**DESCRIPTION OF THE TASK:** Extract each line containing the string "hint".

**Stored data:**
════════
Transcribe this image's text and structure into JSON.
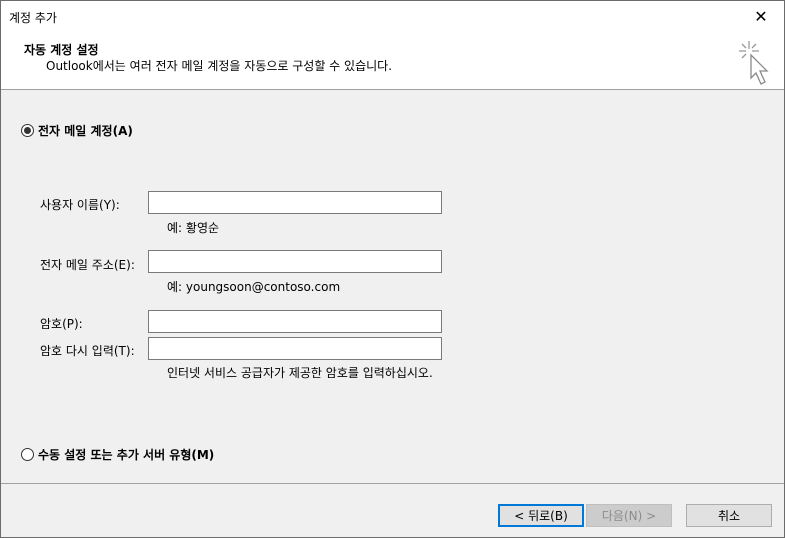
{
  "window": {
    "title": "계정 추가",
    "close_glyph": "✕"
  },
  "header": {
    "title": "자동 계정 설정",
    "subtitle": "Outlook에서는 여러 전자 메일 계정을 자동으로 구성할 수 있습니다.",
    "icon": "cursor-sparkle-icon"
  },
  "options": {
    "email_account": {
      "label": "전자 메일 계정(A)",
      "selected": true
    },
    "manual_setup": {
      "label": "수동 설정 또는 추가 서버 유형(M)",
      "selected": false
    }
  },
  "form": {
    "name": {
      "label": "사용자 이름(Y):",
      "value": "",
      "hint": "예: 황영순"
    },
    "email": {
      "label": "전자 메일 주소(E):",
      "value": "",
      "hint": "예: youngsoon@contoso.com"
    },
    "password": {
      "label": "암호(P):",
      "value": ""
    },
    "password_confirm": {
      "label": "암호 다시 입력(T):",
      "value": "",
      "hint": "인터넷 서비스 공급자가 제공한 암호를 입력하십시오."
    }
  },
  "buttons": {
    "back": "< 뒤로(B)",
    "next": "다음(N) >",
    "cancel": "취소"
  }
}
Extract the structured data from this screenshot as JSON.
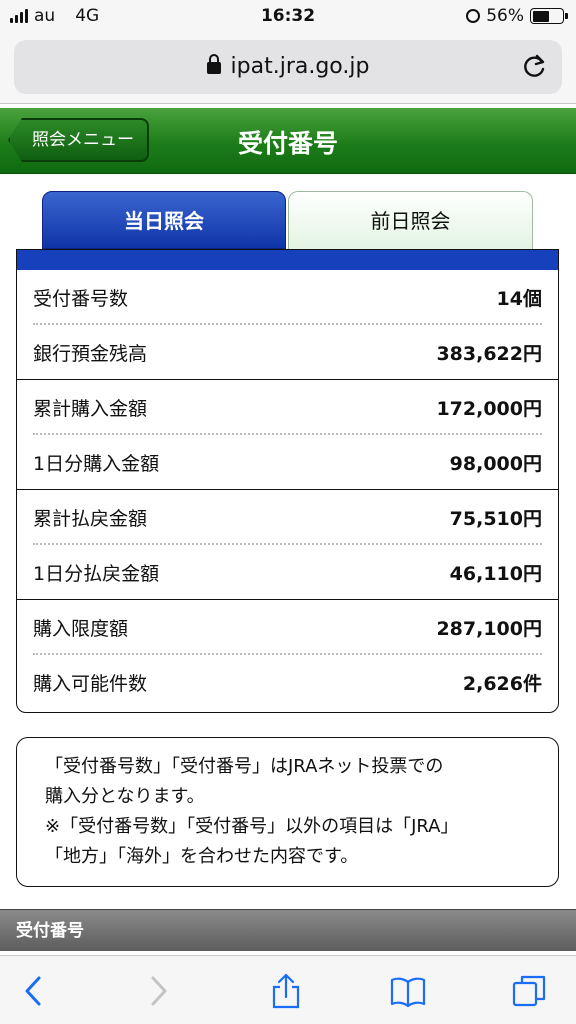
{
  "status_bar": {
    "carrier": "au",
    "network": "4G",
    "time": "16:32",
    "battery": "56%"
  },
  "browser": {
    "url": "ipat.jra.go.jp"
  },
  "header": {
    "back_label": "照会メニュー",
    "title": "受付番号"
  },
  "tabs": [
    {
      "label": "当日照会",
      "active": true
    },
    {
      "label": "前日照会",
      "active": false
    }
  ],
  "summary": [
    {
      "label": "受付番号数",
      "value": "14個"
    },
    {
      "label": "銀行預金残高",
      "value": "383,622円"
    },
    {
      "label": "累計購入金額",
      "value": "172,000円"
    },
    {
      "label": "1日分購入金額",
      "value": "98,000円"
    },
    {
      "label": "累計払戻金額",
      "value": "75,510円"
    },
    {
      "label": "1日分払戻金額",
      "value": "46,110円"
    },
    {
      "label": "購入限度額",
      "value": "287,100円"
    },
    {
      "label": "購入可能件数",
      "value": "2,626件"
    }
  ],
  "note": {
    "line1": "「受付番号数」「受付番号」はJRAネット投票での",
    "line2": "購入分となります。",
    "line3": "※「受付番号数」「受付番号」以外の項目は「JRA」",
    "line4": "「地方」「海外」を合わせた内容です。"
  },
  "section_title": "受付番号",
  "colors": {
    "header_green": "#1d7d1a",
    "tab_blue": "#1740bd"
  }
}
════════
**RESPONSE TO THE EXERCISE:**
      "hint": "예: 황영순"
      "hint": "예: youngsoon@contoso.com"
      "hint": "인터넷 서비스 공급자가 제공한 암호를 입력하십시오."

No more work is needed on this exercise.